## Record list
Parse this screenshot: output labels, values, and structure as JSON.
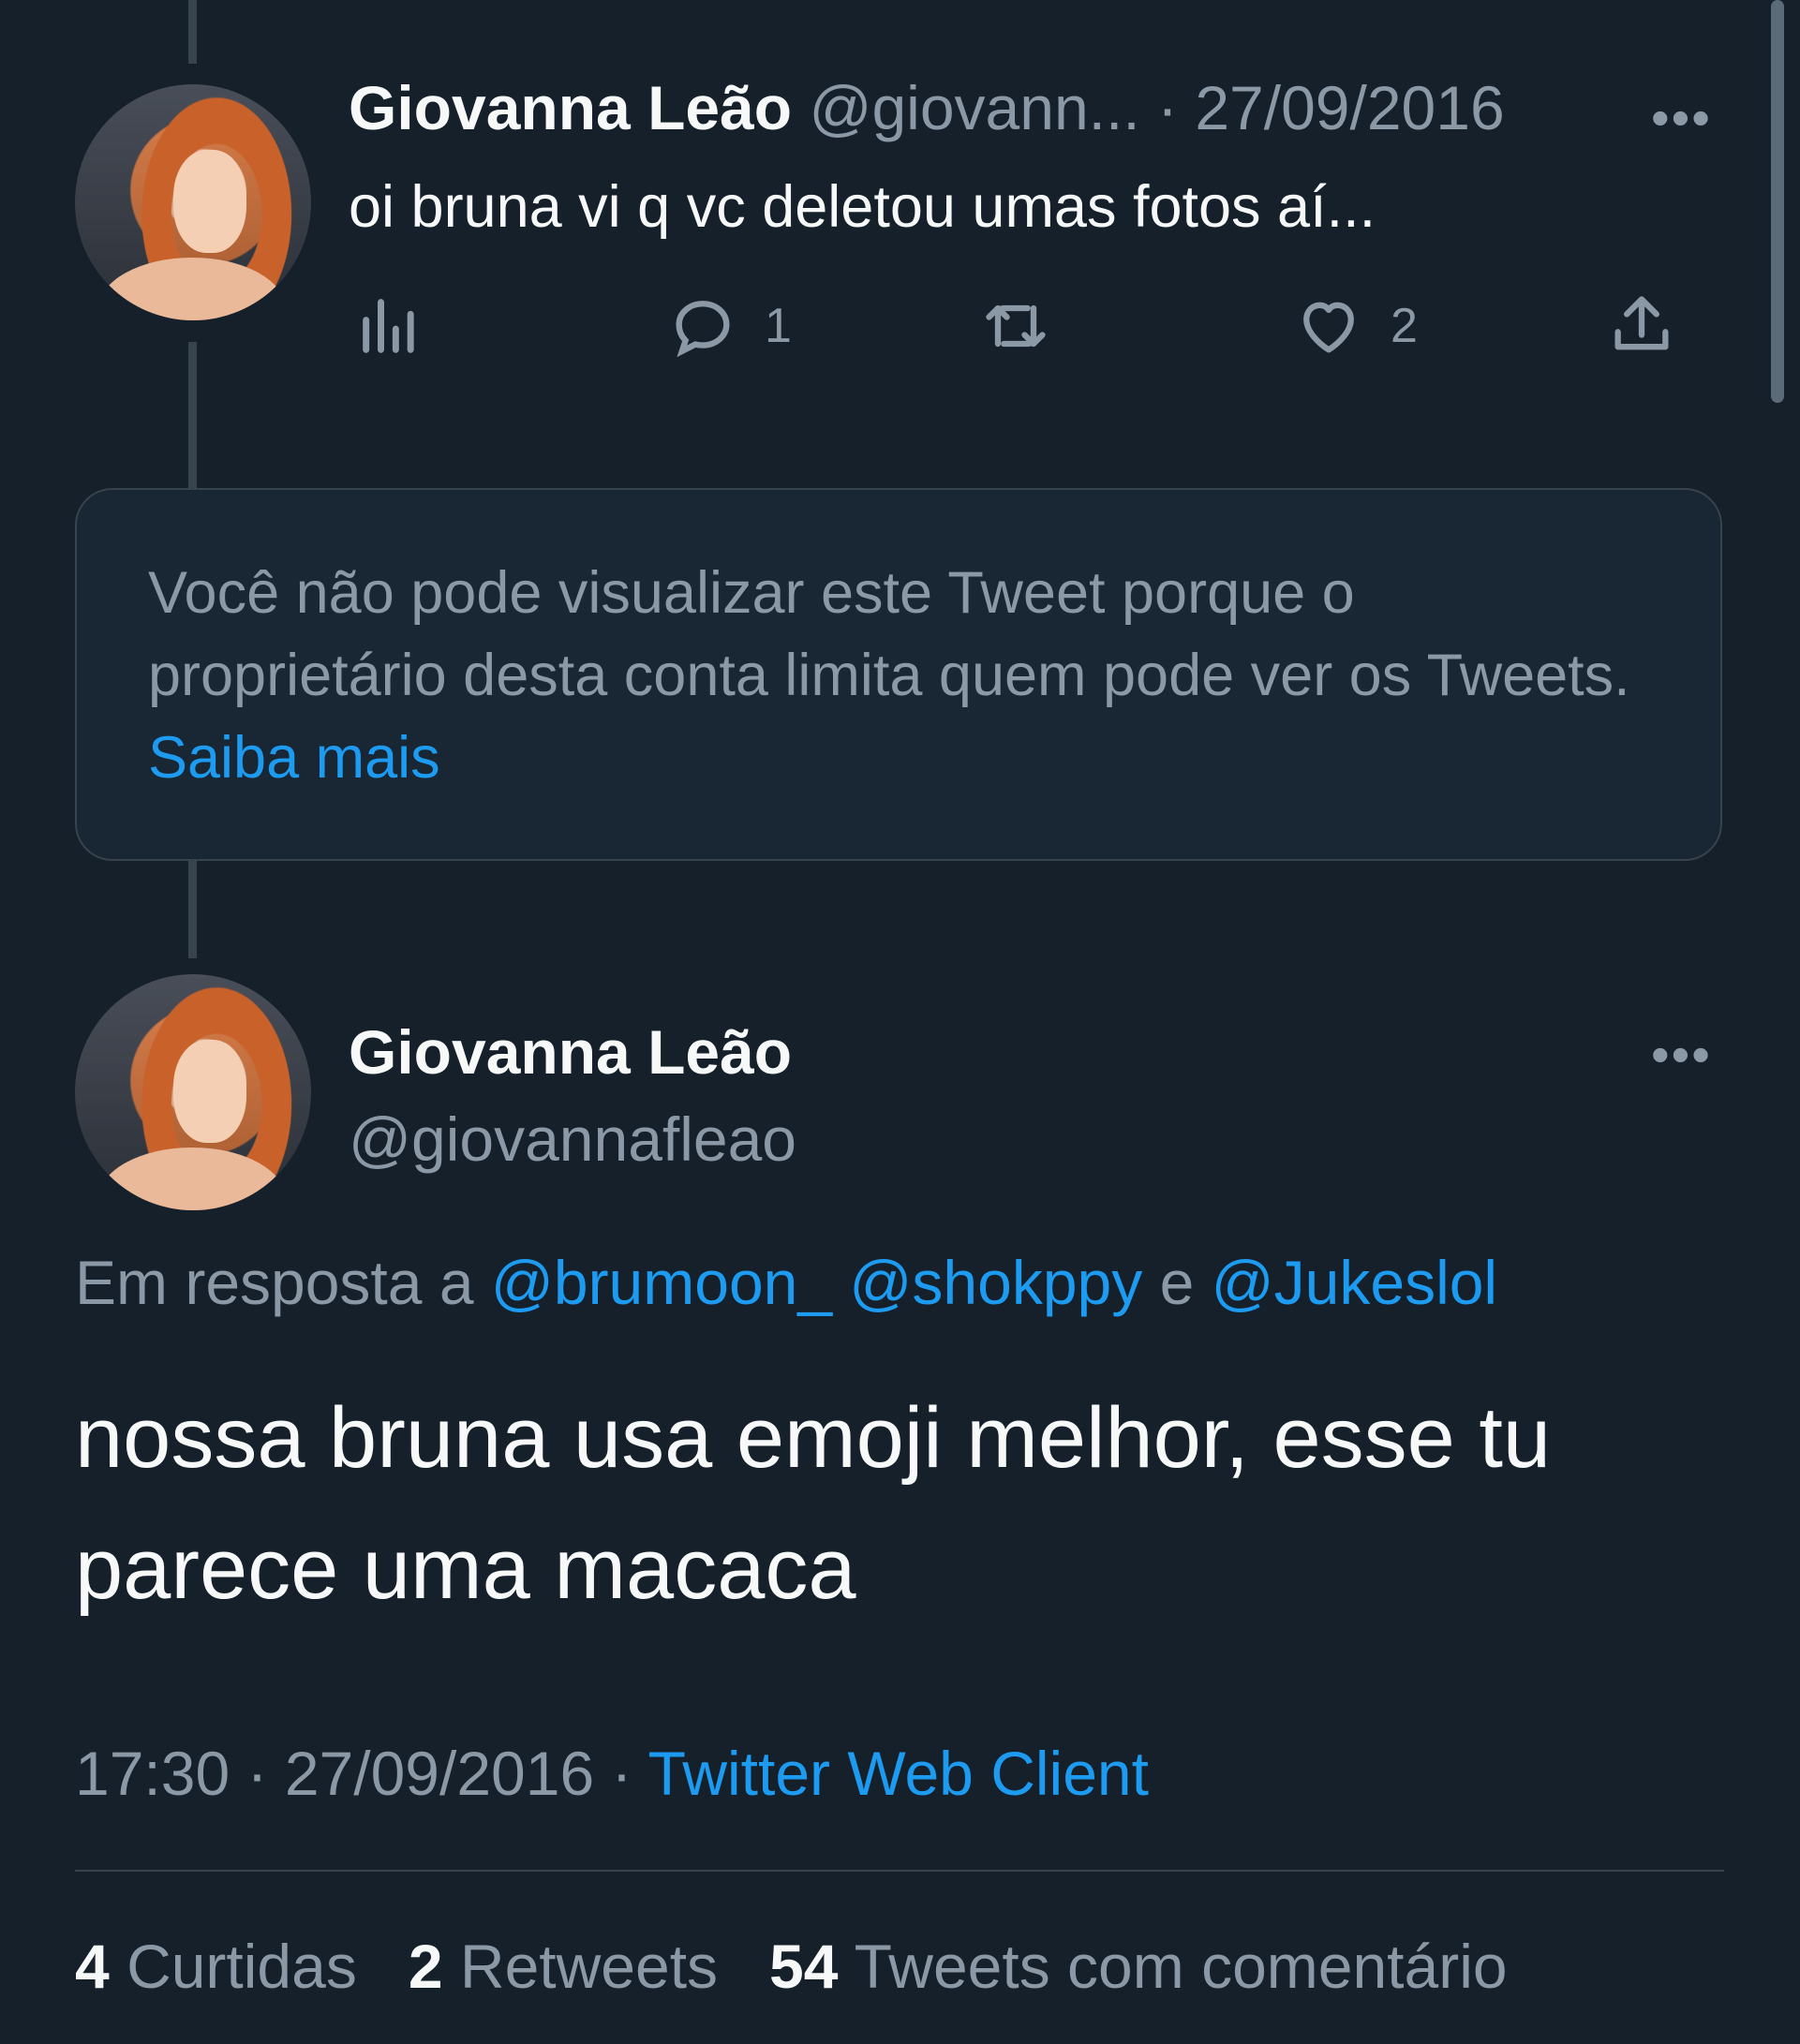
{
  "tweet1": {
    "name": "Giovanna Leão",
    "handle": "@giovann...",
    "date": "· 27/09/2016",
    "text": "oi bruna vi q vc deletou umas fotos aí...",
    "replies": "1",
    "likes": "2",
    "more": "•••"
  },
  "restricted": {
    "message": "Você não pode visualizar este Tweet porque o proprietário desta conta limita quem pode ver os Tweets.",
    "link": "Saiba mais"
  },
  "tweet2": {
    "name": "Giovanna Leão",
    "handle": "@giovannafleao",
    "more": "•••",
    "reply_prefix": "Em resposta a",
    "mention1": "@brumoon_",
    "mention2": "@shokppy",
    "reply_conj": "e",
    "mention3": "@Jukeslol",
    "text": "nossa bruna usa emoji melhor, esse tu parece uma macaca",
    "time": "17:30",
    "date": "27/09/2016",
    "source": "Twitter Web Client",
    "likes_count": "4",
    "likes_label": "Curtidas",
    "retweets_count": "2",
    "retweets_label": "Retweets",
    "quotes_count": "54",
    "quotes_label": "Tweets com comentário"
  },
  "icons": [
    "analytics-icon",
    "reply-icon",
    "retweet-icon",
    "like-icon",
    "share-icon",
    "more-icon"
  ],
  "colors": {
    "background": "#15202b",
    "muted": "#8b98a5",
    "link": "#1d9bf0",
    "border": "#38444d"
  }
}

## Task statement
All of the data above should be transcribed verbatim, with pictures omitted.

## Expected output
Parse this screenshot: output labels, values, and structure as JSON.
{
  "tweet1": {
    "name": "Giovanna Leão",
    "handle": "@giovann...",
    "date": "· 27/09/2016",
    "text": "oi bruna vi q vc deletou umas fotos aí...",
    "replies": "1",
    "likes": "2",
    "more": "•••"
  },
  "restricted": {
    "message": "Você não pode visualizar este Tweet porque o proprietário desta conta limita quem pode ver os Tweets.",
    "link": "Saiba mais"
  },
  "tweet2": {
    "name": "Giovanna Leão",
    "handle": "@giovannafleao",
    "more": "•••",
    "reply_prefix": "Em resposta a",
    "mention1": "@brumoon_",
    "mention2": "@shokppy",
    "reply_conj": "e",
    "mention3": "@Jukeslol",
    "text": "nossa bruna usa emoji melhor, esse tu parece uma macaca",
    "time": "17:30",
    "date": "27/09/2016",
    "source": "Twitter Web Client",
    "likes_count": "4",
    "likes_label": "Curtidas",
    "retweets_count": "2",
    "retweets_label": "Retweets",
    "quotes_count": "54",
    "quotes_label": "Tweets com comentário"
  },
  "icons": [
    "analytics-icon",
    "reply-icon",
    "retweet-icon",
    "like-icon",
    "share-icon",
    "more-icon"
  ],
  "colors": {
    "background": "#15202b",
    "muted": "#8b98a5",
    "link": "#1d9bf0",
    "border": "#38444d"
  }
}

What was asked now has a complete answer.